What is being asked:
Would you repeat the listing exactly but omit every picture?

Supplied records:

** start **

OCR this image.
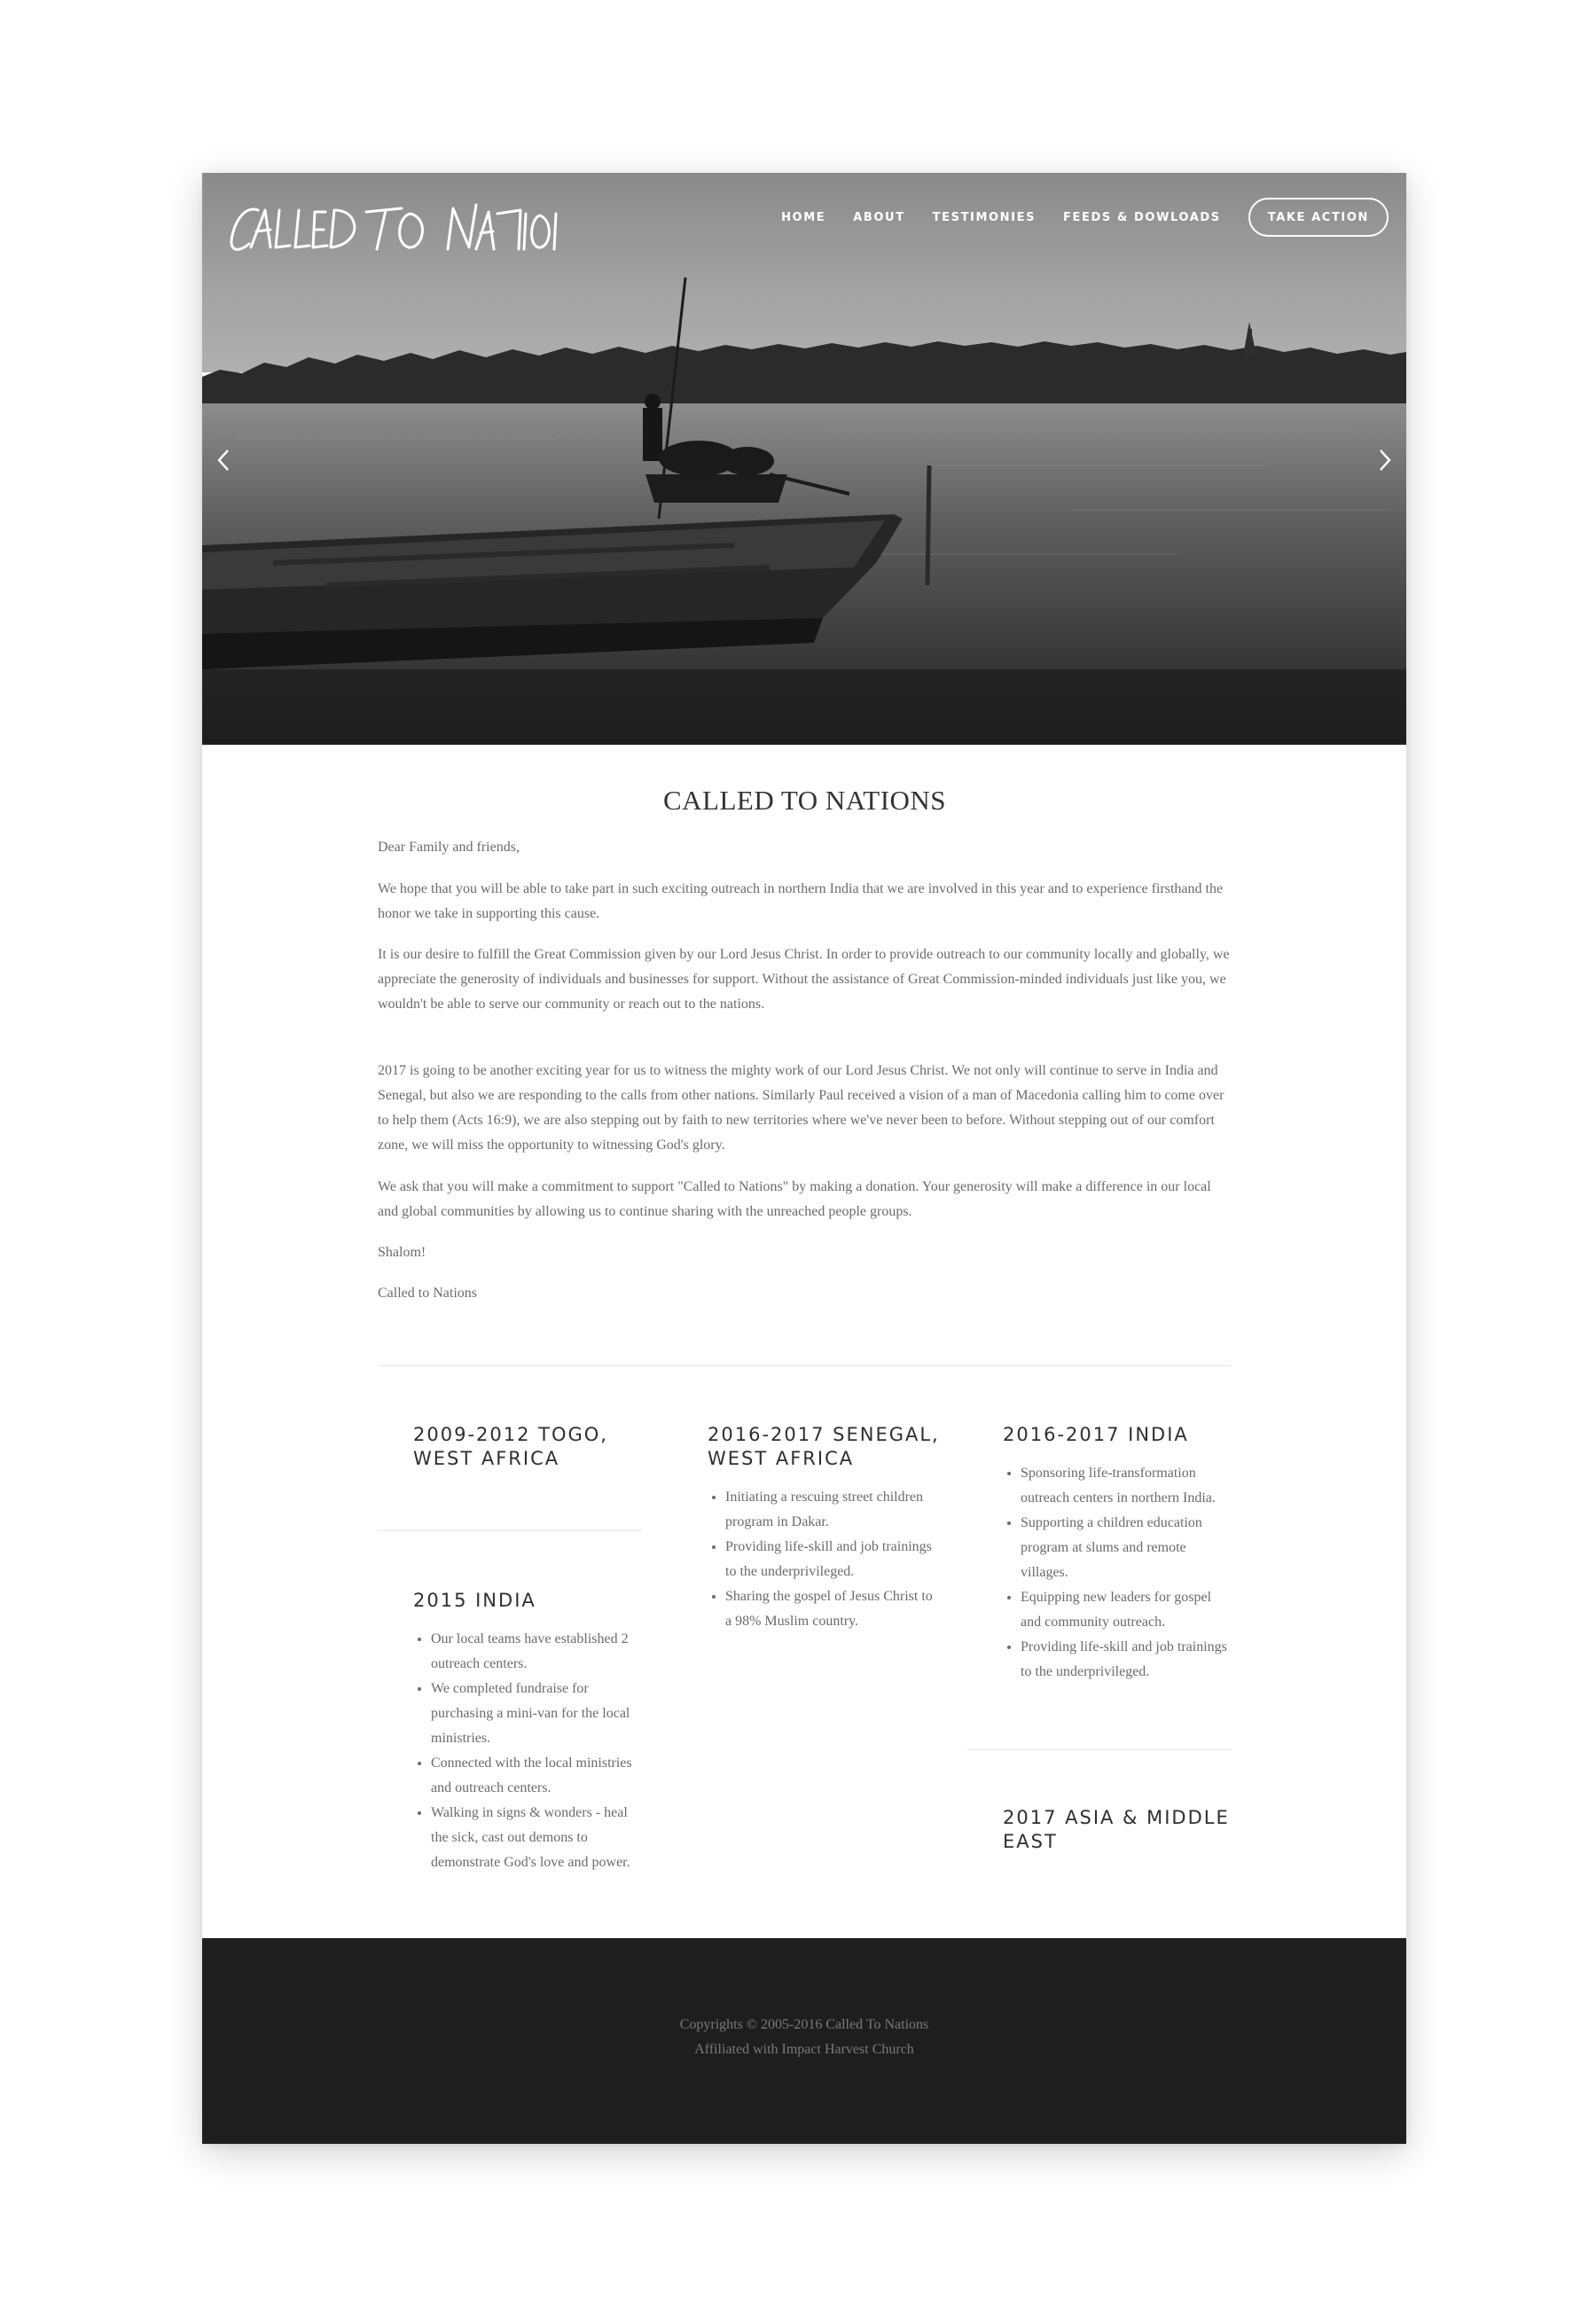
HOME ABOUT TESTIMONIES FEEDS & DOWLOADS	TAKE ACTION
CALLED TO NATIONS

Dear Family and friends,

We hope that you will be able to take part in such exciting outreach in northern India that we are involved in this year and to experience firsthand the honor we take in supporting this cause.

It is our desire to fulfill the Great Commission given by our Lord Jesus Christ. In order to provide outreach to our community locally and globally, we appreciate the generosity of individuals and businesses for support. Without the assistance of Great Commission-minded individuals just like you, we wouldn't be able to serve our community or reach out to the nations.

2017 is going to be another exciting year for us to witness the mighty work of our Lord Jesus Christ. We not only will continue to serve in India and Senegal, but also we are responding to the calls from other nations. Similarly Paul received a vision of a man of Macedonia calling him to come over to help them (Acts 16:9), we are also stepping out by faith to new territories where we've never been to before. Without stepping out of our comfort zone, we will miss the opportunity to witnessing God's glory.

We ask that you will make a commitment to support "Called to Nations" by making a donation. Your generosity will make a difference in our local and global communities by allowing us to continue sharing with the unreached people groups.

Shalom!

Called to Nations

2009-2012 TOGO, WEST AFRICA
2015 INDIA
• Our local teams have established 2 outreach centers.
• We completed fundraise for purchasing a mini-van for the local ministries.
• Connected with the local ministries and outreach centers.
• Walking in signs & wonders - heal the sick, cast out demons to demonstrate God's love and power.
2016-2017 SENEGAL, WEST AFRICA
• Initiating a rescuing street children program in Dakar.
• Providing life-skill and job trainings to the underprivileged.
• Sharing the gospel of Jesus Christ to a 98% Muslim country.
2016-2017 INDIA
• Sponsoring life-transformation outreach centers in northern India.
• Supporting a children education program at slums and remote villages.
• Equipping new leaders for gospel and community outreach.
• Providing life-skill and job trainings to the underprivileged.
2017 ASIA & MIDDLE EAST

Copyrights © 2005-2016 Called To Nations

Affiliated with Impact Harvest Church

** end **

Final result:
OCR this image.
HOME ABOUT TESTIMONIES FEEDS & DOWLOADS	TAKE ACTION
CALLED TO NATIONS

Dear Family and friends,

We hope that you will be able to take part in such exciting outreach in northern India that we are involved in this year and to experience firsthand the honor we take in supporting this cause.

It is our desire to fulfill the Great Commission given by our Lord Jesus Christ. In order to provide outreach to our community locally and globally, we appreciate the generosity of individuals and businesses for support. Without the assistance of Great Commission-minded individuals just like you, we wouldn't be able to serve our community or reach out to the nations.

2017 is going to be another exciting year for us to witness the mighty work of our Lord Jesus Christ. We not only will continue to serve in India and Senegal, but also we are responding to the calls from other nations. Similarly Paul received a vision of a man of Macedonia calling him to come over to help them (Acts 16:9), we are also stepping out by faith to new territories where we've never been to before. Without stepping out of our comfort zone, we will miss the opportunity to witnessing God's glory.

We ask that you will make a commitment to support "Called to Nations" by making a donation. Your generosity will make a difference in our local and global communities by allowing us to continue sharing with the unreached people groups.

Shalom!

Called to Nations

2009-2012 TOGO, WEST AFRICA
2015 INDIA
• Our local teams have established 2 outreach centers.
• We completed fundraise for purchasing a mini-van for the local ministries.
• Connected with the local ministries and outreach centers.
• Walking in signs & wonders - heal the sick, cast out demons to demonstrate God's love and power.
2016-2017 SENEGAL, WEST AFRICA
• Initiating a rescuing street children program in Dakar.
• Providing life-skill and job trainings to the underprivileged.
• Sharing the gospel of Jesus Christ to a 98% Muslim country.
2016-2017 INDIA
• Sponsoring life-transformation outreach centers in northern India.
• Supporting a children education program at slums and remote villages.
• Equipping new leaders for gospel and community outreach.
• Providing life-skill and job trainings to the underprivileged.
2017 ASIA & MIDDLE EAST

Copyrights © 2005-2016 Called To Nations

Affiliated with Impact Harvest Church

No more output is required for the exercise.